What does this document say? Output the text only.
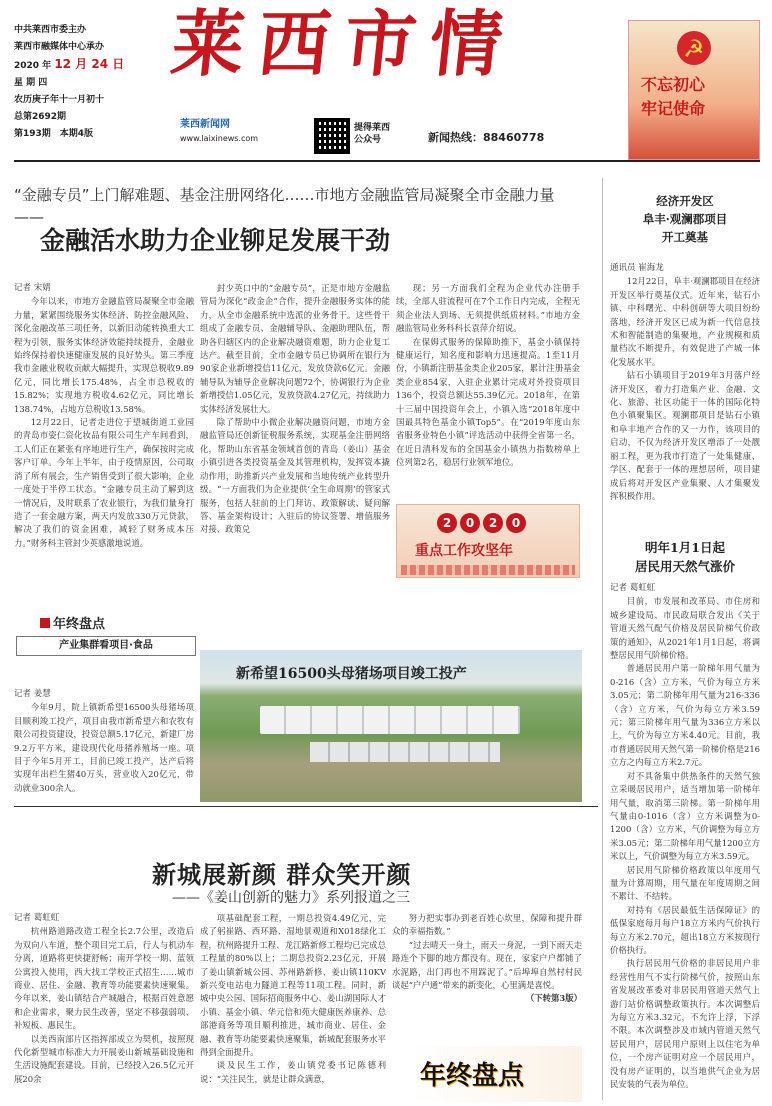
中共莱西市委主办
莱西市融媒体中心承办
2020 年 12 月 24 日
星 期 四
农历庚子年十一月初十
总第2692期
第193期　本期4版
莱西市情
莱西新闻网
www.laixinews.com
提得莱西
公众号	新闻热线：88460778
☭
不忘初心
牢记使命
“金融专员”上门解难题、基金注册网络化……市地方金融监管局凝聚全市金融力量——
金融活水助力企业铆足发展干劲
记者 宋婧

今年以来，市地方金融监管局凝聚全市金融力量，紧紧围绕服务实体经济、防控金融风险、深化金融改革三项任务，以新旧动能转换重大工程为引领，服务实体经济效能持续提升，金融业始终保持着快速健康发展的良好势头。第三季度我市金融业税收贡献大幅提升，实现总税收9.89亿元，同比增长175.48%，占全市总税收的15.82%；实现地方税收4.62亿元，同比增长138.74%，占地方总税收13.58%。

12月22日，记者走进位于望城街道工业园的青岛市姿仁资化妆品有限公司生产车间看到，工人们正在紧张有序地进行生产，确保按时完成客户订单。今年上半年，由于疫情原因，公司取消了所有展会，生产销售受到了很大影响，企业一度处于半停工状态。“金融专员主动了解到这一情况后，及时联系了农业银行，为我们量身打造了一套金融方案，两天内发放330万元贷款，解决了我们的资金困难，减轻了财务成本压力。”财务科主管封少英感激地说道。

封少英口中的“金融专员”，正是市地方金融监管局为深化“政金企”合作，提升金融服务实体的能力，从全市金融系统中选派的业务骨干。这些骨干组成了金融专员、金融辅导队、金融助理队伍，帮助各归辖区内的企业解决融资难题，助力企业复工达产。截至目前，全市金融专员已协调所在银行为90家企业新增授信11亿元，发放贷款6亿元。金融辅导队为辅导企业解决问题72个，协调银行为企业新增授信1.05亿元，发放贷款4.27亿元，持续助力实体经济发展壮大。

除了帮助中小微企业解决融资问题，市地方金融监管局还创新征税服务系统，实现基金注册网络化，帮助山东省基金领域首创的青岛（姜山）基金小镇引进各类投资基金及其管理机构，发挥资本撬动作用，助推新兴产业发展和当地传统产业转型升级。“一方面我们为企业提供‘全生命周期’的管家式服务，包括人驻前的上门拜访、政策解读、疑问解答、基金架构设计；入驻后的协议签署、增值服务对接、政策兑

现；另一方面我们全程为企业代办注册手续，全部人驻流程可在7个工作日内完成，全程无须企业法人到场、无须提供纸质材料。”市地方金融监管局业务科科长袁萍介绍说。

在保姆式服务的保障助推下，基金小镇保持健康运行，知名度和影响力迅速提高。1至11月份，小镇新注册基金类企业205家，累计注册基金类企业854家，入驻企业累计完成对外投资项目136个，投资总额达55.39亿元。2018年，在第十三届中国投资年会上，小镇入选“2018年度中国最具特色基金小镇Top5”。在“2019年度山东省服务业特色小镇”评选活动中获得全省第一名，在近日清科发布的全国基金小镇热力指数榜单上位列第2名，稳居行业领军地位。

2	0	2	0
重点工作攻坚年
年终盘点
产业集群看项目·食品
记者 姜慧

今年9月，院上镇新希望16500头母猪场项目顺利竣工投产，项目由我市新希望六和农牧有限公司投资建设，投资总额5.17亿元，新建厂房9.2万平方米，建设现代化母猪养殖场一座。项目于今年5月开工，目前已竣工投产，达产后将实现年出栏生猪40万头，营业收入20亿元，带动就业300余人。

新希望16500头母猪场项目竣工投产
新城展新颜 群众笑开颜
——《姜山创新的魅力》系列报道之三
记者 葛虹虹

杭州路道路改造工程全长2.7公里，改造后为双向八车道，整个项目完工后，行人与机动车分离，道路将更快捷舒畅；南开学校一期、蓝领公寓投入使用，西大找工学校正式招生……城市商业、居住、金融、教育等功能要素快速聚集。今年以来，姜山镇结合产城融合，根据百姓意愿和企业需求，聚力民生改善，坚定不移强弱项、补短板、惠民生。

以美西南部片区指挥部成立为契机，按照现代化新型城市标准大力开展姜山新城基础设施和生活设施配套建设。目前，已经投入26.5亿元开展20余

项基础配套工程，一期总投资4.49亿元，完成了躬崔路、西环路、湿地景观道和X018绿化工程，杭州路提升工程、龙江路新修工程均已完成总工程量的80%以上；二期总投资2.23亿元，开展了姜山镇新城公园、苏州路新修、姜山镇110KV新兴变电站电力隧道工程等11项工程。同时，新城中央公园、国际招商服务中心、姜山湖国际人才小镇、基金小镇、华元信和苑大健康医养康养、总部港商务等项目顺利推进，城市商业、居住、金融、教育等功能要素快速聚集，新城配套服务水平得到全面提升。

谈及民生工作，姜山镇党委书记陈德利说：“关注民生，就是让群众满意，

努力把实事办到老百姓心坎里，保障和提升群众的幸福指数。”

“过去晴天一身土，雨天一身泥，一到下雨天走路连个下脚的地方都没有。现在，家家户户都铺了水泥路，出门再也不用踩泥了。”后埠埠自然村村民谈起“户户通”带来的新变化，心里满是喜悦。

（下转第3版）
年终盘点
经济开发区
阜丰·观澜郡项目
开工奠基
通讯员 崔海龙

12月22日，阜丰·观澜郡项目在经济开发区举行奠基仪式。近年来，钻石小镇、中科曙光、中科创研等大项目纷纷落地，经济开发区已成为新一代信息技术和智能制造的集聚地，产业规模和质量档次不断提升，有效促进了产城一体化发展水平。

钻石小镇项目于2019年3月落户经济开发区，着力打造集产业、金融、文化、旅游、社区功能于一体的国际化特色小镇聚集区。观澜郡项目是钻石小镇和阜丰地产合作的又一力作，该项目的启动，不仅为经济开发区增添了一处靓丽工程，更为我市打造了一处集健康、学区、配套于一体的理想居所，项目建成后将对开发区产业集聚、人才集聚发挥积极作用。

明年1月1日起
居民用天然气涨价
记者 葛虹虹

目前，市发展和改革局、市住房和城乡建设局、市民政局联合发出《关于管道天然气配气价格及居民阶梯气价政策的通知》，从2021年1月1日起，将调整居民用气阶梯价格。

普通居民用户第一阶梯年用气量为0-216（含）立方米，气价为每立方米3.05元；第二阶梯年用气量为216-336（含）立方米，气价为每立方米3.59元；第三阶梯年用气量为336立方米以上，气价为每立方米4.40元。目前，我市普通居民用天然气第一阶梯价格是216立方之内每立方米2.7元。

对不具备集中供热条件的天然气独立采暖居民用户，适当增加第一阶梯年用气量，取消第三阶梯。第一阶梯年用气量由0-1016（含）立方米调整为0-1200（含）立方米，气价调整为每立方米3.05元；第二阶梯年用气量1200立方米以上，气价调整为每立方米3.59元。

居民用气阶梯价格政策以年度用气量为计算周期，用气量在年度周期之间不累计、不结转。

对持有《居民最低生活保障证》的低保家庭每月每户18立方米内气价执行每立方米2.70元，超出18立方米按现行价格执行。

执行居民用气价格的非居民用户非经营性用气不实行阶梯气价，按照山东省发展改革委对非居民用管道天然气上游门站价格调整政策执行。本次调整后为每立方米3.32元，不允许上浮，下浮不限。本次调整涉及市域内管道天然气居民用户，居民用户原则上以住宅为单位，一个房产证明对应一个居民用户，没有房产证明的，以当地供气企业为居民安装的气表为单位。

+++

_TASK PROMPT:_ From the listing above, print every entry precisely and drop the pictures.

_RESPONSE TO THIS EXERCISE:_
What does this document say? Output the text only.
中共莱西市委主办
莱西市融媒体中心承办
2020 年 12 月 24 日
星 期 四
农历庚子年十一月初十
总第2692期
第193期　本期4版
莱西市情
莱西新闻网
www.laixinews.com
提得莱西
公众号	新闻热线：88460778
☭
不忘初心
牢记使命
“金融专员”上门解难题、基金注册网络化……市地方金融监管局凝聚全市金融力量——
金融活水助力企业铆足发展干劲
记者 宋婧

今年以来，市地方金融监管局凝聚全市金融力量，紧紧围绕服务实体经济、防控金融风险、深化金融改革三项任务，以新旧动能转换重大工程为引领，服务实体经济效能持续提升，金融业始终保持着快速健康发展的良好势头。第三季度我市金融业税收贡献大幅提升，实现总税收9.89亿元，同比增长175.48%，占全市总税收的15.82%；实现地方税收4.62亿元，同比增长138.74%，占地方总税收13.58%。

12月22日，记者走进位于望城街道工业园的青岛市姿仁资化妆品有限公司生产车间看到，工人们正在紧张有序地进行生产，确保按时完成客户订单。今年上半年，由于疫情原因，公司取消了所有展会，生产销售受到了很大影响，企业一度处于半停工状态。“金融专员主动了解到这一情况后，及时联系了农业银行，为我们量身打造了一套金融方案，两天内发放330万元贷款，解决了我们的资金困难，减轻了财务成本压力。”财务科主管封少英感激地说道。

封少英口中的“金融专员”，正是市地方金融监管局为深化“政金企”合作，提升金融服务实体的能力，从全市金融系统中选派的业务骨干。这些骨干组成了金融专员、金融辅导队、金融助理队伍，帮助各归辖区内的企业解决融资难题，助力企业复工达产。截至目前，全市金融专员已协调所在银行为90家企业新增授信11亿元，发放贷款6亿元。金融辅导队为辅导企业解决问题72个，协调银行为企业新增授信1.05亿元，发放贷款4.27亿元，持续助力实体经济发展壮大。

除了帮助中小微企业解决融资问题，市地方金融监管局还创新征税服务系统，实现基金注册网络化，帮助山东省基金领域首创的青岛（姜山）基金小镇引进各类投资基金及其管理机构，发挥资本撬动作用，助推新兴产业发展和当地传统产业转型升级。“一方面我们为企业提供‘全生命周期’的管家式服务，包括人驻前的上门拜访、政策解读、疑问解答、基金架构设计；入驻后的协议签署、增值服务对接、政策兑

现；另一方面我们全程为企业代办注册手续，全部人驻流程可在7个工作日内完成，全程无须企业法人到场、无须提供纸质材料。”市地方金融监管局业务科科长袁萍介绍说。

在保姆式服务的保障助推下，基金小镇保持健康运行，知名度和影响力迅速提高。1至11月份，小镇新注册基金类企业205家，累计注册基金类企业854家，入驻企业累计完成对外投资项目136个，投资总额达55.39亿元。2018年，在第十三届中国投资年会上，小镇入选“2018年度中国最具特色基金小镇Top5”。在“2019年度山东省服务业特色小镇”评选活动中获得全省第一名，在近日清科发布的全国基金小镇热力指数榜单上位列第2名，稳居行业领军地位。

2	0	2	0
重点工作攻坚年
年终盘点
产业集群看项目·食品
记者 姜慧

今年9月，院上镇新希望16500头母猪场项目顺利竣工投产，项目由我市新希望六和农牧有限公司投资建设，投资总额5.17亿元，新建厂房9.2万平方米，建设现代化母猪养殖场一座。项目于今年5月开工，目前已竣工投产，达产后将实现年出栏生猪40万头，营业收入20亿元，带动就业300余人。

新希望16500头母猪场项目竣工投产
新城展新颜 群众笑开颜
——《姜山创新的魅力》系列报道之三
记者 葛虹虹

杭州路道路改造工程全长2.7公里，改造后为双向八车道，整个项目完工后，行人与机动车分离，道路将更快捷舒畅；南开学校一期、蓝领公寓投入使用，西大找工学校正式招生……城市商业、居住、金融、教育等功能要素快速聚集。今年以来，姜山镇结合产城融合，根据百姓意愿和企业需求，聚力民生改善，坚定不移强弱项、补短板、惠民生。

以美西南部片区指挥部成立为契机，按照现代化新型城市标准大力开展姜山新城基础设施和生活设施配套建设。目前，已经投入26.5亿元开展20余

项基础配套工程，一期总投资4.49亿元，完成了躬崔路、西环路、湿地景观道和X018绿化工程，杭州路提升工程、龙江路新修工程均已完成总工程量的80%以上；二期总投资2.23亿元，开展了姜山镇新城公园、苏州路新修、姜山镇110KV新兴变电站电力隧道工程等11项工程。同时，新城中央公园、国际招商服务中心、姜山湖国际人才小镇、基金小镇、华元信和苑大健康医养康养、总部港商务等项目顺利推进，城市商业、居住、金融、教育等功能要素快速聚集，新城配套服务水平得到全面提升。

谈及民生工作，姜山镇党委书记陈德利说：“关注民生，就是让群众满意，

努力把实事办到老百姓心坎里，保障和提升群众的幸福指数。”

“过去晴天一身土，雨天一身泥，一到下雨天走路连个下脚的地方都没有。现在，家家户户都铺了水泥路，出门再也不用踩泥了。”后埠埠自然村村民谈起“户户通”带来的新变化，心里满是喜悦。

（下转第3版）
年终盘点
经济开发区
阜丰·观澜郡项目
开工奠基
通讯员 崔海龙

12月22日，阜丰·观澜郡项目在经济开发区举行奠基仪式。近年来，钻石小镇、中科曙光、中科创研等大项目纷纷落地，经济开发区已成为新一代信息技术和智能制造的集聚地，产业规模和质量档次不断提升，有效促进了产城一体化发展水平。

钻石小镇项目于2019年3月落户经济开发区，着力打造集产业、金融、文化、旅游、社区功能于一体的国际化特色小镇聚集区。观澜郡项目是钻石小镇和阜丰地产合作的又一力作，该项目的启动，不仅为经济开发区增添了一处靓丽工程，更为我市打造了一处集健康、学区、配套于一体的理想居所，项目建成后将对开发区产业集聚、人才集聚发挥积极作用。

明年1月1日起
居民用天然气涨价
记者 葛虹虹

目前，市发展和改革局、市住房和城乡建设局、市民政局联合发出《关于管道天然气配气价格及居民阶梯气价政策的通知》，从2021年1月1日起，将调整居民用气阶梯价格。

普通居民用户第一阶梯年用气量为0-216（含）立方米，气价为每立方米3.05元；第二阶梯年用气量为216-336（含）立方米，气价为每立方米3.59元；第三阶梯年用气量为336立方米以上，气价为每立方米4.40元。目前，我市普通居民用天然气第一阶梯价格是216立方之内每立方米2.7元。

对不具备集中供热条件的天然气独立采暖居民用户，适当增加第一阶梯年用气量，取消第三阶梯。第一阶梯年用气量由0-1016（含）立方米调整为0-1200（含）立方米，气价调整为每立方米3.05元；第二阶梯年用气量1200立方米以上，气价调整为每立方米3.59元。

居民用气阶梯价格政策以年度用气量为计算周期，用气量在年度周期之间不累计、不结转。

对持有《居民最低生活保障证》的低保家庭每月每户18立方米内气价执行每立方米2.70元，超出18立方米按现行价格执行。

执行居民用气价格的非居民用户非经营性用气不实行阶梯气价，按照山东省发展改革委对非居民用管道天然气上游门站价格调整政策执行。本次调整后为每立方米3.32元，不允许上浮，下浮不限。本次调整涉及市域内管道天然气居民用户，居民用户原则上以住宅为单位，一个房产证明对应一个居民用户，没有房产证明的，以当地供气企业为居民安装的气表为单位。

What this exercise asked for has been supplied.